◆ RAW DATA ◆
+++

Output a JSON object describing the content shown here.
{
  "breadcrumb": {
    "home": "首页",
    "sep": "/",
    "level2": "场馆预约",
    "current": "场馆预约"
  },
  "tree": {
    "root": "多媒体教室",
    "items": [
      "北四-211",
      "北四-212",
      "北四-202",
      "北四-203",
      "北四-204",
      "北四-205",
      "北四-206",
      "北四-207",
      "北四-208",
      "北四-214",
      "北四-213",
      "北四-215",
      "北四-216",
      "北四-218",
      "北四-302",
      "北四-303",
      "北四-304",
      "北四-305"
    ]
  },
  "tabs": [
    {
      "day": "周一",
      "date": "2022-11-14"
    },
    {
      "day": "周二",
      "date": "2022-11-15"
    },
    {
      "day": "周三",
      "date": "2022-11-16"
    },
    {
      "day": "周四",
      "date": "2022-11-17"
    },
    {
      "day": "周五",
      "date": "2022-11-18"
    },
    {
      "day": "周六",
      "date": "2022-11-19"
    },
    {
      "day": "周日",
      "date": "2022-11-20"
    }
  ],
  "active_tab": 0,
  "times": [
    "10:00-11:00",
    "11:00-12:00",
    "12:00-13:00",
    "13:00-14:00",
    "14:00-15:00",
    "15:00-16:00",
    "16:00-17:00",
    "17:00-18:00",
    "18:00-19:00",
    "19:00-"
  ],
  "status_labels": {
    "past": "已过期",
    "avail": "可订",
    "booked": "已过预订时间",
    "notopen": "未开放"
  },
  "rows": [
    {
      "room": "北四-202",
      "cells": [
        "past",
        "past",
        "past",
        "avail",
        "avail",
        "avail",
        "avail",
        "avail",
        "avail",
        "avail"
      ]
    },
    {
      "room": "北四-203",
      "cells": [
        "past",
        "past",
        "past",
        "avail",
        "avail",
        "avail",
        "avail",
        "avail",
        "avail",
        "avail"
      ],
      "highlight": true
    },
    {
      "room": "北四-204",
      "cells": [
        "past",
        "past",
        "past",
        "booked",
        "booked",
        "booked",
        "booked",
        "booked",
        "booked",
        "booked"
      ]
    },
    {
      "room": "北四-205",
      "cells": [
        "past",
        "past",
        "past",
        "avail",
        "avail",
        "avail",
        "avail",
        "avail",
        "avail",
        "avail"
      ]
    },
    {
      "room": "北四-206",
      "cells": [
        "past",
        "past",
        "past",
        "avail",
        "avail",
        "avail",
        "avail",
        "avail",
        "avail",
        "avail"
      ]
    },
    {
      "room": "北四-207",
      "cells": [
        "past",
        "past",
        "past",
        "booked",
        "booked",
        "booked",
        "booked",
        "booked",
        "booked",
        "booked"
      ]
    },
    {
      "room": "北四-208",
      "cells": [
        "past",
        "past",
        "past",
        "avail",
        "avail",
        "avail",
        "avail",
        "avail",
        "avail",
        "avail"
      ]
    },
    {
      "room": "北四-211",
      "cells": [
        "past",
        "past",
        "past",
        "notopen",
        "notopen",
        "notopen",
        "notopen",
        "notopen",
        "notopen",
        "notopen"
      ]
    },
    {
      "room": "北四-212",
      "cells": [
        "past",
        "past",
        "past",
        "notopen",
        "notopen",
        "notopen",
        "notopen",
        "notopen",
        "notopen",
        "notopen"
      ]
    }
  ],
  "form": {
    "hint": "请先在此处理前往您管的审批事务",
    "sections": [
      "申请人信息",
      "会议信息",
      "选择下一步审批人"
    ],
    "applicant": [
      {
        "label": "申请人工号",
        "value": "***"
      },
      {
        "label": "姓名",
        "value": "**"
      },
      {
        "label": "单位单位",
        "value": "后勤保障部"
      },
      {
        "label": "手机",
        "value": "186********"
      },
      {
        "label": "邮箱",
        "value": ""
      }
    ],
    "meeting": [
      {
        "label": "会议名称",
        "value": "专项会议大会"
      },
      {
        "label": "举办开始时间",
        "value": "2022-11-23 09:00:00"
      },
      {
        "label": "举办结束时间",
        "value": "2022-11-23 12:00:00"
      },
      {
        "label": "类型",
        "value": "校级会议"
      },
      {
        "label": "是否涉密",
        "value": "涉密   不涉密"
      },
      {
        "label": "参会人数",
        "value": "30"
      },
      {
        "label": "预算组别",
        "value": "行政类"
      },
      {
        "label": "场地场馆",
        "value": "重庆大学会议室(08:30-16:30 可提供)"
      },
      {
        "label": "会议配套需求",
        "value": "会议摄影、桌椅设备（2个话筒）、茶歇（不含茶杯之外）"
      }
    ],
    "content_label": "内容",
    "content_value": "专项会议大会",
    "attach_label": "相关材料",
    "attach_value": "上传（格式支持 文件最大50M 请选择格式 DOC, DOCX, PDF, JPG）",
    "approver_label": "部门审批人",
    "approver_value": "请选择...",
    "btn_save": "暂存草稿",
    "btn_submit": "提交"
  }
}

+++

◆ WHAT IS NEEDED ◆
Restate the data above word for word, please.

◆ FULL SOLUTION ◆
Output a JSON object describing the content shown here.
{
  "breadcrumb": {
    "home": "首页",
    "sep": "/",
    "level2": "场馆预约",
    "current": "场馆预约"
  },
  "tree": {
    "root": "多媒体教室",
    "items": [
      "北四-211",
      "北四-212",
      "北四-202",
      "北四-203",
      "北四-204",
      "北四-205",
      "北四-206",
      "北四-207",
      "北四-208",
      "北四-214",
      "北四-213",
      "北四-215",
      "北四-216",
      "北四-218",
      "北四-302",
      "北四-303",
      "北四-304",
      "北四-305"
    ]
  },
  "tabs": [
    {
      "day": "周一",
      "date": "2022-11-14"
    },
    {
      "day": "周二",
      "date": "2022-11-15"
    },
    {
      "day": "周三",
      "date": "2022-11-16"
    },
    {
      "day": "周四",
      "date": "2022-11-17"
    },
    {
      "day": "周五",
      "date": "2022-11-18"
    },
    {
      "day": "周六",
      "date": "2022-11-19"
    },
    {
      "day": "周日",
      "date": "2022-11-20"
    }
  ],
  "active_tab": 0,
  "times": [
    "10:00-11:00",
    "11:00-12:00",
    "12:00-13:00",
    "13:00-14:00",
    "14:00-15:00",
    "15:00-16:00",
    "16:00-17:00",
    "17:00-18:00",
    "18:00-19:00",
    "19:00-"
  ],
  "status_labels": {
    "past": "已过期",
    "avail": "可订",
    "booked": "已过预订时间",
    "notopen": "未开放"
  },
  "rows": [
    {
      "room": "北四-202",
      "cells": [
        "past",
        "past",
        "past",
        "avail",
        "avail",
        "avail",
        "avail",
        "avail",
        "avail",
        "avail"
      ]
    },
    {
      "room": "北四-203",
      "cells": [
        "past",
        "past",
        "past",
        "avail",
        "avail",
        "avail",
        "avail",
        "avail",
        "avail",
        "avail"
      ],
      "highlight": true
    },
    {
      "room": "北四-204",
      "cells": [
        "past",
        "past",
        "past",
        "booked",
        "booked",
        "booked",
        "booked",
        "booked",
        "booked",
        "booked"
      ]
    },
    {
      "room": "北四-205",
      "cells": [
        "past",
        "past",
        "past",
        "avail",
        "avail",
        "avail",
        "avail",
        "avail",
        "avail",
        "avail"
      ]
    },
    {
      "room": "北四-206",
      "cells": [
        "past",
        "past",
        "past",
        "avail",
        "avail",
        "avail",
        "avail",
        "avail",
        "avail",
        "avail"
      ]
    },
    {
      "room": "北四-207",
      "cells": [
        "past",
        "past",
        "past",
        "booked",
        "booked",
        "booked",
        "booked",
        "booked",
        "booked",
        "booked"
      ]
    },
    {
      "room": "北四-208",
      "cells": [
        "past",
        "past",
        "past",
        "avail",
        "avail",
        "avail",
        "avail",
        "avail",
        "avail",
        "avail"
      ]
    },
    {
      "room": "北四-211",
      "cells": [
        "past",
        "past",
        "past",
        "notopen",
        "notopen",
        "notopen",
        "notopen",
        "notopen",
        "notopen",
        "notopen"
      ]
    },
    {
      "room": "北四-212",
      "cells": [
        "past",
        "past",
        "past",
        "notopen",
        "notopen",
        "notopen",
        "notopen",
        "notopen",
        "notopen",
        "notopen"
      ]
    }
  ],
  "form": {
    "hint": "请先在此处理前往您管的审批事务",
    "sections": [
      "申请人信息",
      "会议信息",
      "选择下一步审批人"
    ],
    "applicant": [
      {
        "label": "申请人工号",
        "value": "***"
      },
      {
        "label": "姓名",
        "value": "**"
      },
      {
        "label": "单位单位",
        "value": "后勤保障部"
      },
      {
        "label": "手机",
        "value": "186********"
      },
      {
        "label": "邮箱",
        "value": ""
      }
    ],
    "meeting": [
      {
        "label": "会议名称",
        "value": "专项会议大会"
      },
      {
        "label": "举办开始时间",
        "value": "2022-11-23 09:00:00"
      },
      {
        "label": "举办结束时间",
        "value": "2022-11-23 12:00:00"
      },
      {
        "label": "类型",
        "value": "校级会议"
      },
      {
        "label": "是否涉密",
        "value": "涉密   不涉密"
      },
      {
        "label": "参会人数",
        "value": "30"
      },
      {
        "label": "预算组别",
        "value": "行政类"
      },
      {
        "label": "场地场馆",
        "value": "重庆大学会议室(08:30-16:30 可提供)"
      },
      {
        "label": "会议配套需求",
        "value": "会议摄影、桌椅设备（2个话筒）、茶歇（不含茶杯之外）"
      }
    ],
    "content_label": "内容",
    "content_value": "专项会议大会",
    "attach_label": "相关材料",
    "attach_value": "上传（格式支持 文件最大50M 请选择格式 DOC, DOCX, PDF, JPG）",
    "approver_label": "部门审批人",
    "approver_value": "请选择...",
    "btn_save": "暂存草稿",
    "btn_submit": "提交"
  }
}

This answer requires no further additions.